◆ The request ◆
Take from the listing each line that has the string "semi".

◆ Records shown ◆
+ + + + +

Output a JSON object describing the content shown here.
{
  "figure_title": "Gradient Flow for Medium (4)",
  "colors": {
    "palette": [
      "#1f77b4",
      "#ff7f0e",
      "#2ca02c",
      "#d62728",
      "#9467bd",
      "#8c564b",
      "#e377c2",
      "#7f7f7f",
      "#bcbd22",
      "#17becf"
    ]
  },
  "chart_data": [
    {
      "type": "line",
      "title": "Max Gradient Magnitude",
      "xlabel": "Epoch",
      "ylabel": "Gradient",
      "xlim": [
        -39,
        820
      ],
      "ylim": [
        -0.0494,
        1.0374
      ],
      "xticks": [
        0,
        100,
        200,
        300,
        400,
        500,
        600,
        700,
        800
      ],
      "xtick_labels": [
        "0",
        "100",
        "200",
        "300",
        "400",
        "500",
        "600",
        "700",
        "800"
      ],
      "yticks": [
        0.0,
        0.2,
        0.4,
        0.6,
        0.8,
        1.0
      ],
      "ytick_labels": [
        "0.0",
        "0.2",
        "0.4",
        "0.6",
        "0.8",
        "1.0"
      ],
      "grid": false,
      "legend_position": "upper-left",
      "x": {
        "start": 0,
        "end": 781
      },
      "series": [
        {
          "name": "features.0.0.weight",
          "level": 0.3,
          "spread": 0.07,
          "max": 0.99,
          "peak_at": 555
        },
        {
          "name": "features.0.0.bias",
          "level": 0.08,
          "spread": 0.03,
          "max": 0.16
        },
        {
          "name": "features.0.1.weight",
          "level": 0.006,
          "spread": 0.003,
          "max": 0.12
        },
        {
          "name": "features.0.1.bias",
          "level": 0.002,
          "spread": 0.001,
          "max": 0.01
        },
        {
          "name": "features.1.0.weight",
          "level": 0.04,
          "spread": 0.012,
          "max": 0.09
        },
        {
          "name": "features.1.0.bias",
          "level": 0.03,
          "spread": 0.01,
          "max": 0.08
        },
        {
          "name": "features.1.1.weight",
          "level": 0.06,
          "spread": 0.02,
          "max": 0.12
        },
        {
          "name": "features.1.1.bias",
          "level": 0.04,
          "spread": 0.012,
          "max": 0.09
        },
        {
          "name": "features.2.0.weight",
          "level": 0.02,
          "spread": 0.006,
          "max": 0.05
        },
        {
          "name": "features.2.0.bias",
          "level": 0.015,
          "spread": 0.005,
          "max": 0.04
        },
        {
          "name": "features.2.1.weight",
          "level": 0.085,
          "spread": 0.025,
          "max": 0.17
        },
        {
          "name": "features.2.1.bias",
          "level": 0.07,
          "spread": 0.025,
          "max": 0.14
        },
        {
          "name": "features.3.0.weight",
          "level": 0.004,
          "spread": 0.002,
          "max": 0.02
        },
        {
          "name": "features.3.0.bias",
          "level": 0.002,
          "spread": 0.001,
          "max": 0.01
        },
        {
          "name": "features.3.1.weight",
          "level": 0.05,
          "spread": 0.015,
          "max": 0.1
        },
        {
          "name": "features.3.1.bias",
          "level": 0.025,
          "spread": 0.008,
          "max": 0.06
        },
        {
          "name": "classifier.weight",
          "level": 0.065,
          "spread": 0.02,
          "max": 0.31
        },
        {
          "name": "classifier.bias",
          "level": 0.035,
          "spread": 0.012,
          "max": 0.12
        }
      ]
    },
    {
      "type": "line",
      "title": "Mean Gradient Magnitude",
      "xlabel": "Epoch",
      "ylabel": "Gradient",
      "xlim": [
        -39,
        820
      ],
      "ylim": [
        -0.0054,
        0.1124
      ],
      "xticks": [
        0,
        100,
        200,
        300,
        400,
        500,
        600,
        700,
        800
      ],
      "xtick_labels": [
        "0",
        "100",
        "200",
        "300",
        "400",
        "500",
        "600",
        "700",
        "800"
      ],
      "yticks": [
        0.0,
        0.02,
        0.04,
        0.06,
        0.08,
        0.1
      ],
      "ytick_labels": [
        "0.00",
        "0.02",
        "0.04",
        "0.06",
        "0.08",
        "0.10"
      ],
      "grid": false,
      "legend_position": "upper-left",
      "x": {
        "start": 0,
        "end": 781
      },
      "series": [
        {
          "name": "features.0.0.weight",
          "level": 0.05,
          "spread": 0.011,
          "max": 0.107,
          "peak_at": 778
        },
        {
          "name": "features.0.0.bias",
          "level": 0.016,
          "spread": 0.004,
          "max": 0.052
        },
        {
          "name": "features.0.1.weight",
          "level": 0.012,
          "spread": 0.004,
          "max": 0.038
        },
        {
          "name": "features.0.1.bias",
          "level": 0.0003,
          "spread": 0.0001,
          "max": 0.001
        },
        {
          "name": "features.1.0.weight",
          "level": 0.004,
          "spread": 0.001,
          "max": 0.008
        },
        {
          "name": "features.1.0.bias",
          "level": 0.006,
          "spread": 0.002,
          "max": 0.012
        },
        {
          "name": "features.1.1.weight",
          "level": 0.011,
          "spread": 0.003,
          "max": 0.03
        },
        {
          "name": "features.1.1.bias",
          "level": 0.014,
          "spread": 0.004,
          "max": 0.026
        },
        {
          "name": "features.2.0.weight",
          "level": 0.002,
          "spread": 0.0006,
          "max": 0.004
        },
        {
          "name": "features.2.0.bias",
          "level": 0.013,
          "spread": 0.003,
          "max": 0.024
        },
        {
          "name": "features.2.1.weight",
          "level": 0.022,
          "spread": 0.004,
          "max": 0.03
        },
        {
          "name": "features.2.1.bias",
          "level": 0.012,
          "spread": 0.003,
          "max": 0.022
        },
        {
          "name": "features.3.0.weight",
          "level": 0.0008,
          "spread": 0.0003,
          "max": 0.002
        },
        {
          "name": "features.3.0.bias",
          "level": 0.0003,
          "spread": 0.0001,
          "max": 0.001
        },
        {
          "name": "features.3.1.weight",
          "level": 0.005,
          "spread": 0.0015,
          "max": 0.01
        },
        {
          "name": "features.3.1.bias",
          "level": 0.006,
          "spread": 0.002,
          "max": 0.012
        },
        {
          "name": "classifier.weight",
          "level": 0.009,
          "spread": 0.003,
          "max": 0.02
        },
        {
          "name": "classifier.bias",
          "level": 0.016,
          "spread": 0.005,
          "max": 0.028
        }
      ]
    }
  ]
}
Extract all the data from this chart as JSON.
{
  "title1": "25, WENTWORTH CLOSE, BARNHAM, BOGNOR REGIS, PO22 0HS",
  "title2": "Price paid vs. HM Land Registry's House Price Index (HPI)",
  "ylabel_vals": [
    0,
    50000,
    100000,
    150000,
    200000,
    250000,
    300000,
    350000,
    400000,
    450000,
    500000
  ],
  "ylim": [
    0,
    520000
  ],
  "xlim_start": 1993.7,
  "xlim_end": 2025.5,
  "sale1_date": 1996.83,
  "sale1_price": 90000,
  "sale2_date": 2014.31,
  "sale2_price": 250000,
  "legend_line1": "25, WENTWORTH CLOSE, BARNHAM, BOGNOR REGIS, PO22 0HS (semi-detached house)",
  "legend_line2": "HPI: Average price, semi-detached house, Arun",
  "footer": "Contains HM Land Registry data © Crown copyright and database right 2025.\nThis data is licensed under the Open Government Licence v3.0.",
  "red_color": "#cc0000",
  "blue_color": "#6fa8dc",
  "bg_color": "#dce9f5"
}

+ + + + +

◆ Response for this exercise ◆
  "legend_line1": "25, WENTWORTH CLOSE, BARNHAM, BOGNOR REGIS, PO22 0HS (semi-detached house)",
  "legend_line2": "HPI: Average price, semi-detached house, Arun",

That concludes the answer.